A sourcebook from the CGIAR Challenge Program on Water and Food, entitled ‘Addressing Water, Food and Poverty Problems Together—Methods, Tools and Lessons’ presents more than 50 articles on how to improve ecological and social resilience. One of the articles looks at ‘strategies for increasing Livestock Water Productivity in the Blue Nile Basin‘.

The livestock sector is socially and politically very significant in developing countries because it provides food and income for one billion of the world’s poor, especially in dry areas, where livestock keeping is often the only source of livelihoods. Livestock keeping is a major component of agricultural gross domestic product (GDP), providing meat, milk, income, farm power, manure (for fuel, soil fertility replenishment and house construction), insurance, and wealth savings to hundreds of millions of people worldwide.

However, livestock raising is a major consumer of water. In regions such as the Nile where water is a scarce commodity, and the Nile Basin challenge project worked on strategies to improve livestock water productivity (LWP). LWP is a ratio of the total net beneficial livestock-related products and services to the water depleted in producing them. A water accounting approach was used to develop a livestock water productivity (LWP) assessment framework. This framework was then used to identify strategies for increasing LWP, assessing LWP in the Blue Nile Basin, and suggesting opportunities to improve LWP more broadly.

The article explains the four basic strategies of LWP:

  1. Feed sourcing: One key strategy for increasing LWP lies in selecting the most water-productive feed sources that produce enough feed to meet the animals’ needs.

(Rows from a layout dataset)
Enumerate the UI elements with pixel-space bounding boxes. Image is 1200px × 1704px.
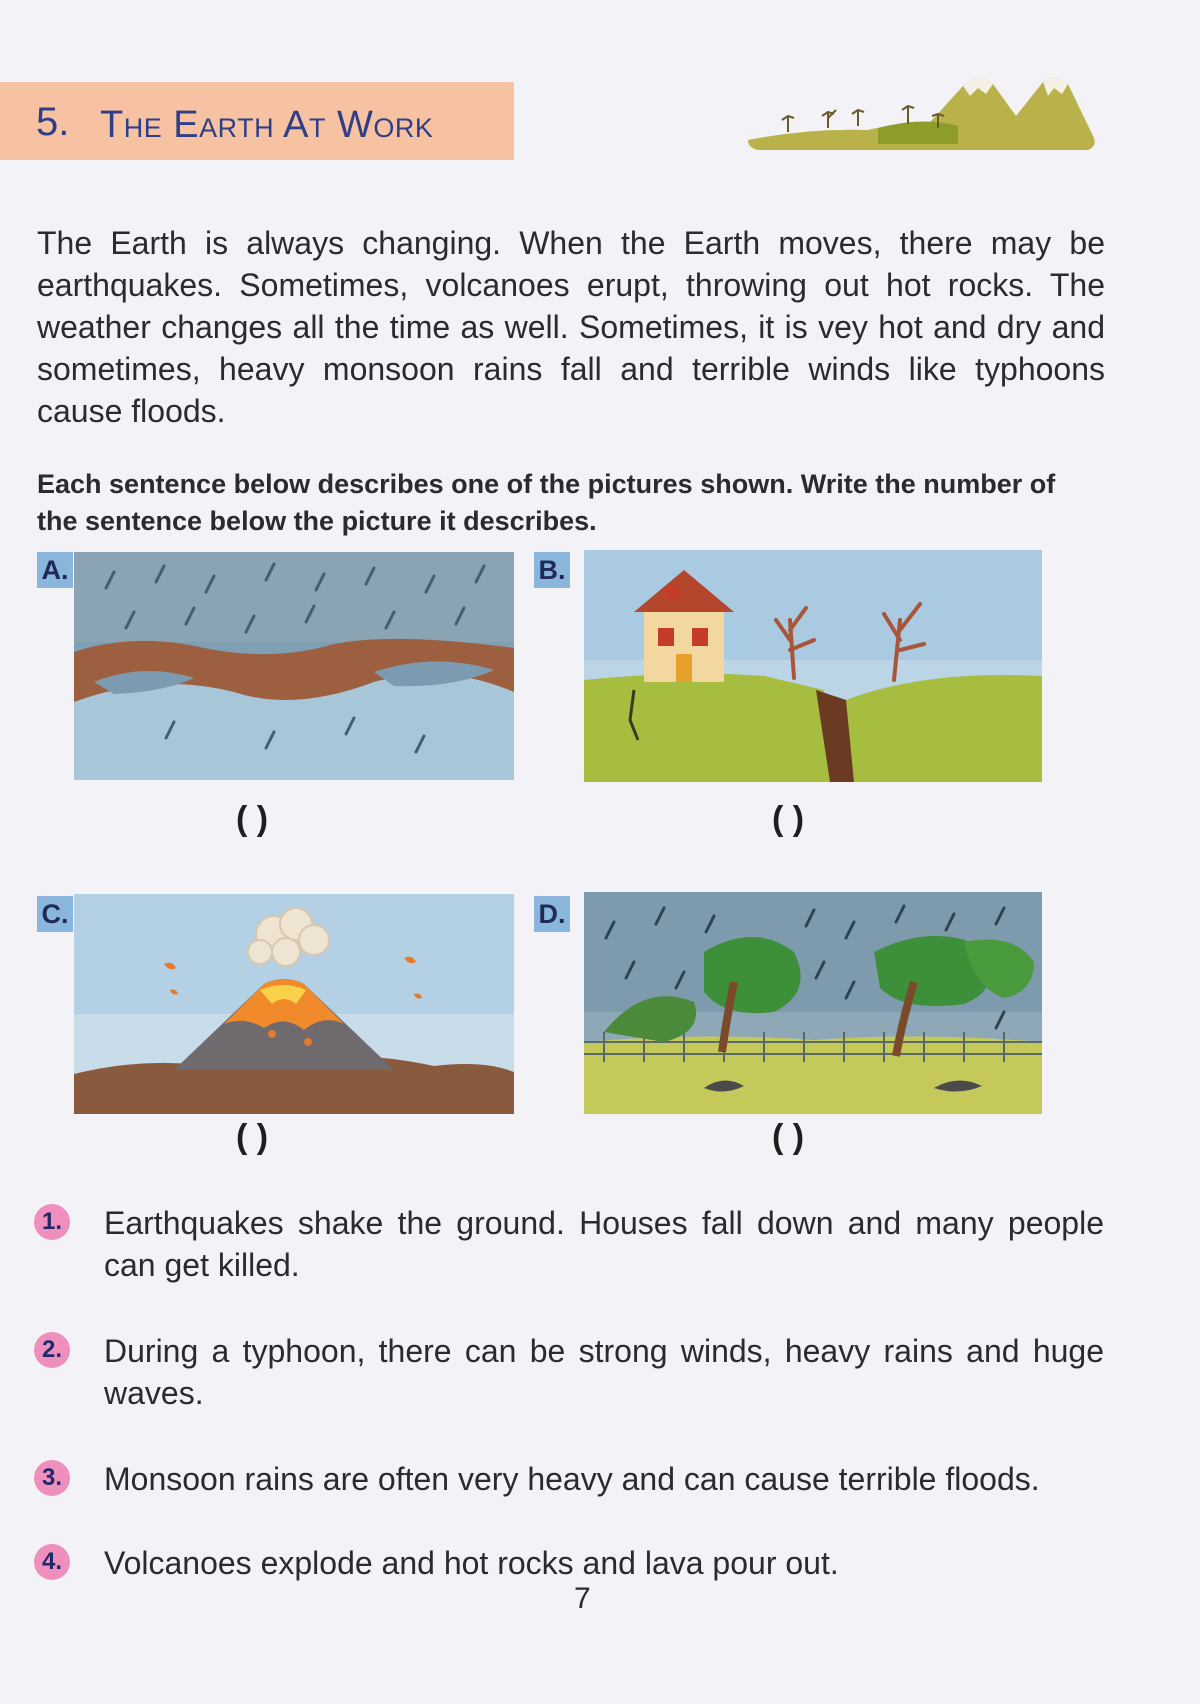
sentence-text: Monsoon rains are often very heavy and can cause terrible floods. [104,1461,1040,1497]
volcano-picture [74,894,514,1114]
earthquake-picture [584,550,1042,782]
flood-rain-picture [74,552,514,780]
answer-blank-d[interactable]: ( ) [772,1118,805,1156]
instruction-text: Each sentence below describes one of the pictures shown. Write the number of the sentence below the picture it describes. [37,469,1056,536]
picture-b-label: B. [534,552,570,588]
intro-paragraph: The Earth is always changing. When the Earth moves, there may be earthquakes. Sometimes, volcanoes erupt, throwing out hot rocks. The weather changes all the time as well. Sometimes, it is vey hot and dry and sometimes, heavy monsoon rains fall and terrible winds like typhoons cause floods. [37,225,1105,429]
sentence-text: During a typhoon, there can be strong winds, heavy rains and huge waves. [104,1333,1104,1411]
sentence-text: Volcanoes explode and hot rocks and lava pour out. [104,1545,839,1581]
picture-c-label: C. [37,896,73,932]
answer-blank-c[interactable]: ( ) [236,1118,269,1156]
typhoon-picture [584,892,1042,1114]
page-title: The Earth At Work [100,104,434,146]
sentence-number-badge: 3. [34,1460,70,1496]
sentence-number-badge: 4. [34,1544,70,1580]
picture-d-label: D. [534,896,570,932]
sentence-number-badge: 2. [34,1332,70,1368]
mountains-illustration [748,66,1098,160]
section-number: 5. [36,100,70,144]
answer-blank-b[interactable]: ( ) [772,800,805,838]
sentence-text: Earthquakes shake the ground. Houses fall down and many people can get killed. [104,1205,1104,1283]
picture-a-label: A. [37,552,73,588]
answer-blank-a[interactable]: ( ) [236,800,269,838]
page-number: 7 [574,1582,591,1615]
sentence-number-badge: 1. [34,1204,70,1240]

■ **ACTIONS TO TAKE**
(a) Extract the passage of the livestock water productivity text starting at "The livestock sector" and ending at "of people worldwide.".
(b) According to the livestock water productivity text, how many of the world's poor rely on the livestock sector for food and income?
(c) Proceed with the livestock water productivity text from the point where it stops.

■ **TASK-BY-TASK OUTPUTS**
(a)
The livestock sector is socially and politically very significant in developing countries because it provides food and income for one billion of the world’s poor, especially in dry areas, where livestock keeping is often the only source of livelihoods. Livestock keeping is a major component of agricultural gross domestic product (GDP), providing meat, milk, income, farm power, manure (for fuel, soil fertility replenishment and house construction), insurance, and wealth savings to hundreds of millions of people worldwide.

(b) One billion.

(c)
  2. Enhancing animal productivity: Increasing the ratio of feed energy for production to maintenance has high potential for increasing LWP. In Africa, feed scarcity limits intake, implying that most consumed feed is used to support maintenance, leaving little for production.
  3. Conserving water resources: The primary challenge to conserving agricultural water is maintaining high levels of vegetative ground cover to promote increased transpiration,infiltration and soil water holding capacity and decreased evaporation and discharge.
  4. Providing drinking water: Drinking water must be of high quality and available in small but adequate quantities.

The authors of the article conclude: “Where livestock are important components of farming systems, there is a need to integrate livestock management, crop management, land and water use practices and resource degradation into one integrated framework. The LWP framework is a starting point. When tested in diverse production systems, the generic framework was robust in handling conditions ranging from extensive grazing systems to intensive mixed crop-
livestock systems at local, watershed and basin scales.”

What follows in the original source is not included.